Dataset content >>
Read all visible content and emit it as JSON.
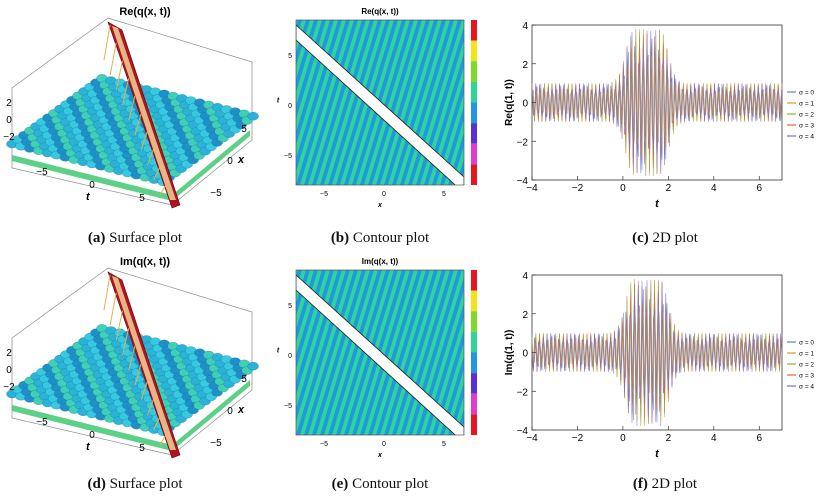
{
  "figure": {
    "captions": [
      {
        "tag": "(a)",
        "text": "Surface plot"
      },
      {
        "tag": "(b)",
        "text": "Contour plot"
      },
      {
        "tag": "(c)",
        "text": "2D plot"
      },
      {
        "tag": "(d)",
        "text": "Surface plot"
      },
      {
        "tag": "(e)",
        "text": "Contour plot"
      },
      {
        "tag": "(f)",
        "text": "2D plot"
      }
    ]
  },
  "chart_data": [
    {
      "type": "surface",
      "title": "Re(q(x, t))",
      "xlabel": "x",
      "ylabel": "t",
      "z_ticks": [
        "2",
        "0",
        "−2"
      ],
      "t_ticks": [
        "−5",
        "0",
        "5"
      ],
      "x_ticks": [
        "5",
        "0",
        "−5"
      ]
    },
    {
      "type": "contour",
      "title": "Re(q(x, t))",
      "xlabel": "x",
      "ylabel": "t",
      "x_ticks": [
        "−5",
        "0",
        "5"
      ],
      "y_ticks": [
        "5",
        "0",
        "−5"
      ],
      "colorbar": [
        "#e8141e",
        "#f6e21a",
        "#7fd92a",
        "#2fd596",
        "#2196e3",
        "#5a2fd8",
        "#e33ad0",
        "#e8141e"
      ]
    },
    {
      "type": "line",
      "title": "",
      "xlabel": "t",
      "ylabel": "Re(q(1, t))",
      "xlim": [
        -4,
        7
      ],
      "ylim": [
        -4,
        4
      ],
      "x_ticks": [
        "−4",
        "−2",
        "0",
        "2",
        "4",
        "6"
      ],
      "y_ticks": [
        "4",
        "2",
        "0",
        "−2",
        "−4"
      ],
      "series": [
        {
          "name": "σ = 0",
          "color": "#5b7fc7"
        },
        {
          "name": "σ = 1",
          "color": "#e19a1e"
        },
        {
          "name": "σ = 2",
          "color": "#8db23c"
        },
        {
          "name": "σ = 3",
          "color": "#e0662f"
        },
        {
          "name": "σ = 4",
          "color": "#7a6cc9"
        }
      ]
    },
    {
      "type": "surface",
      "title": "Im(q(x, t))",
      "xlabel": "x",
      "ylabel": "t",
      "z_ticks": [
        "2",
        "0",
        "−2"
      ],
      "t_ticks": [
        "−5",
        "0",
        "5"
      ],
      "x_ticks": [
        "5",
        "0",
        "−5"
      ]
    },
    {
      "type": "contour",
      "title": "Im(q(x, t))",
      "xlabel": "x",
      "ylabel": "t",
      "x_ticks": [
        "−5",
        "0",
        "5"
      ],
      "y_ticks": [
        "5",
        "0",
        "−5"
      ],
      "colorbar": [
        "#e8141e",
        "#f6e21a",
        "#7fd92a",
        "#2fd596",
        "#2196e3",
        "#5a2fd8",
        "#e33ad0",
        "#e8141e"
      ]
    },
    {
      "type": "line",
      "title": "",
      "xlabel": "t",
      "ylabel": "Im(q(1, t))",
      "xlim": [
        -4,
        7
      ],
      "ylim": [
        -4,
        4
      ],
      "x_ticks": [
        "−4",
        "−2",
        "0",
        "2",
        "4",
        "6"
      ],
      "y_ticks": [
        "4",
        "2",
        "0",
        "−2",
        "−4"
      ],
      "series": [
        {
          "name": "σ = 0",
          "color": "#5b7fc7"
        },
        {
          "name": "σ = 1",
          "color": "#e19a1e"
        },
        {
          "name": "σ = 2",
          "color": "#8db23c"
        },
        {
          "name": "σ = 3",
          "color": "#e0662f"
        },
        {
          "name": "σ = 4",
          "color": "#7a6cc9"
        }
      ]
    }
  ]
}
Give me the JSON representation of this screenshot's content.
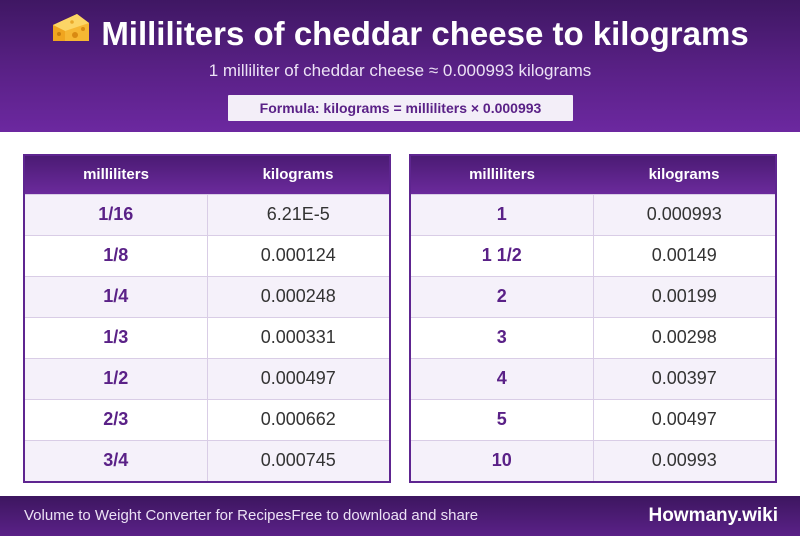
{
  "header": {
    "title": "Milliliters of cheddar cheese to kilograms",
    "icon": "cheese-icon",
    "subtitle": "1 milliliter of cheddar cheese ≈ 0.000993 kilograms",
    "formula": "Formula: kilograms = milliliters × 0.000993"
  },
  "colors": {
    "primary": "#5a2187",
    "header_dark": "#3f1763",
    "row_alt": "#f5f1fa"
  },
  "tables": [
    {
      "columns": [
        "milliliters",
        "kilograms"
      ],
      "rows": [
        [
          "1/16",
          "6.21E-5"
        ],
        [
          "1/8",
          "0.000124"
        ],
        [
          "1/4",
          "0.000248"
        ],
        [
          "1/3",
          "0.000331"
        ],
        [
          "1/2",
          "0.000497"
        ],
        [
          "2/3",
          "0.000662"
        ],
        [
          "3/4",
          "0.000745"
        ]
      ]
    },
    {
      "columns": [
        "milliliters",
        "kilograms"
      ],
      "rows": [
        [
          "1",
          "0.000993"
        ],
        [
          "1 1/2",
          "0.00149"
        ],
        [
          "2",
          "0.00199"
        ],
        [
          "3",
          "0.00298"
        ],
        [
          "4",
          "0.00397"
        ],
        [
          "5",
          "0.00497"
        ],
        [
          "10",
          "0.00993"
        ]
      ]
    }
  ],
  "footer": {
    "left_a": "Volume to Weight Converter for Recipes",
    "left_b": "Free to download and share",
    "brand": "Howmany.wiki"
  }
}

Direction >> Working from the material above, transcribe it exactly while omitting pictures.

Answer below >>
Read all visible content and emit it as JSON.
{
  "figure": {
    "captions": [
      {
        "tag": "(a)",
        "text": "Surface plot"
      },
      {
        "tag": "(b)",
        "text": "Contour plot"
      },
      {
        "tag": "(c)",
        "text": "2D plot"
      },
      {
        "tag": "(d)",
        "text": "Surface plot"
      },
      {
        "tag": "(e)",
        "text": "Contour plot"
      },
      {
        "tag": "(f)",
        "text": "2D plot"
      }
    ]
  },
  "chart_data": [
    {
      "type": "surface",
      "title": "Re(q(x, t))",
      "xlabel": "x",
      "ylabel": "t",
      "z_ticks": [
        "2",
        "0",
        "−2"
      ],
      "t_ticks": [
        "−5",
        "0",
        "5"
      ],
      "x_ticks": [
        "5",
        "0",
        "−5"
      ]
    },
    {
      "type": "contour",
      "title": "Re(q(x, t))",
      "xlabel": "x",
      "ylabel": "t",
      "x_ticks": [
        "−5",
        "0",
        "5"
      ],
      "y_ticks": [
        "5",
        "0",
        "−5"
      ],
      "colorbar": [
        "#e8141e",
        "#f6e21a",
        "#7fd92a",
        "#2fd596",
        "#2196e3",
        "#5a2fd8",
        "#e33ad0",
        "#e8141e"
      ]
    },
    {
      "type": "line",
      "title": "",
      "xlabel": "t",
      "ylabel": "Re(q(1, t))",
      "xlim": [
        -4,
        7
      ],
      "ylim": [
        -4,
        4
      ],
      "x_ticks": [
        "−4",
        "−2",
        "0",
        "2",
        "4",
        "6"
      ],
      "y_ticks": [
        "4",
        "2",
        "0",
        "−2",
        "−4"
      ],
      "series": [
        {
          "name": "σ = 0",
          "color": "#5b7fc7"
        },
        {
          "name": "σ = 1",
          "color": "#e19a1e"
        },
        {
          "name": "σ = 2",
          "color": "#8db23c"
        },
        {
          "name": "σ = 3",
          "color": "#e0662f"
        },
        {
          "name": "σ = 4",
          "color": "#7a6cc9"
        }
      ]
    },
    {
      "type": "surface",
      "title": "Im(q(x, t))",
      "xlabel": "x",
      "ylabel": "t",
      "z_ticks": [
        "2",
        "0",
        "−2"
      ],
      "t_ticks": [
        "−5",
        "0",
        "5"
      ],
      "x_ticks": [
        "5",
        "0",
        "−5"
      ]
    },
    {
      "type": "contour",
      "title": "Im(q(x, t))",
      "xlabel": "x",
      "ylabel": "t",
      "x_ticks": [
        "−5",
        "0",
        "5"
      ],
      "y_ticks": [
        "5",
        "0",
        "−5"
      ],
      "colorbar": [
        "#e8141e",
        "#f6e21a",
        "#7fd92a",
        "#2fd596",
        "#2196e3",
        "#5a2fd8",
        "#e33ad0",
        "#e8141e"
      ]
    },
    {
      "type": "line",
      "title": "",
      "xlabel": "t",
      "ylabel": "Im(q(1, t))",
      "xlim": [
        -4,
        7
      ],
      "ylim": [
        -4,
        4
      ],
      "x_ticks": [
        "−4",
        "−2",
        "0",
        "2",
        "4",
        "6"
      ],
      "y_ticks": [
        "4",
        "2",
        "0",
        "−2",
        "−4"
      ],
      "series": [
        {
          "name": "σ = 0",
          "color": "#5b7fc7"
        },
        {
          "name": "σ = 1",
          "color": "#e19a1e"
        },
        {
          "name": "σ = 2",
          "color": "#8db23c"
        },
        {
          "name": "σ = 3",
          "color": "#e0662f"
        },
        {
          "name": "σ = 4",
          "color": "#7a6cc9"
        }
      ]
    }
  ]
}
Give me the JSON representation of this screenshot's content.
{
  "header": {
    "title": "Milliliters of cheddar cheese to kilograms",
    "icon": "cheese-icon",
    "subtitle": "1 milliliter of cheddar cheese ≈ 0.000993 kilograms",
    "formula": "Formula: kilograms = milliliters × 0.000993"
  },
  "colors": {
    "primary": "#5a2187",
    "header_dark": "#3f1763",
    "row_alt": "#f5f1fa"
  },
  "tables": [
    {
      "columns": [
        "milliliters",
        "kilograms"
      ],
      "rows": [
        [
          "1/16",
          "6.21E-5"
        ],
        [
          "1/8",
          "0.000124"
        ],
        [
          "1/4",
          "0.000248"
        ],
        [
          "1/3",
          "0.000331"
        ],
        [
          "1/2",
          "0.000497"
        ],
        [
          "2/3",
          "0.000662"
        ],
        [
          "3/4",
          "0.000745"
        ]
      ]
    },
    {
      "columns": [
        "milliliters",
        "kilograms"
      ],
      "rows": [
        [
          "1",
          "0.000993"
        ],
        [
          "1 1/2",
          "0.00149"
        ],
        [
          "2",
          "0.00199"
        ],
        [
          "3",
          "0.00298"
        ],
        [
          "4",
          "0.00397"
        ],
        [
          "5",
          "0.00497"
        ],
        [
          "10",
          "0.00993"
        ]
      ]
    }
  ],
  "footer": {
    "left_a": "Volume to Weight Converter for Recipes",
    "left_b": "Free to download and share",
    "brand": "Howmany.wiki"
  }
}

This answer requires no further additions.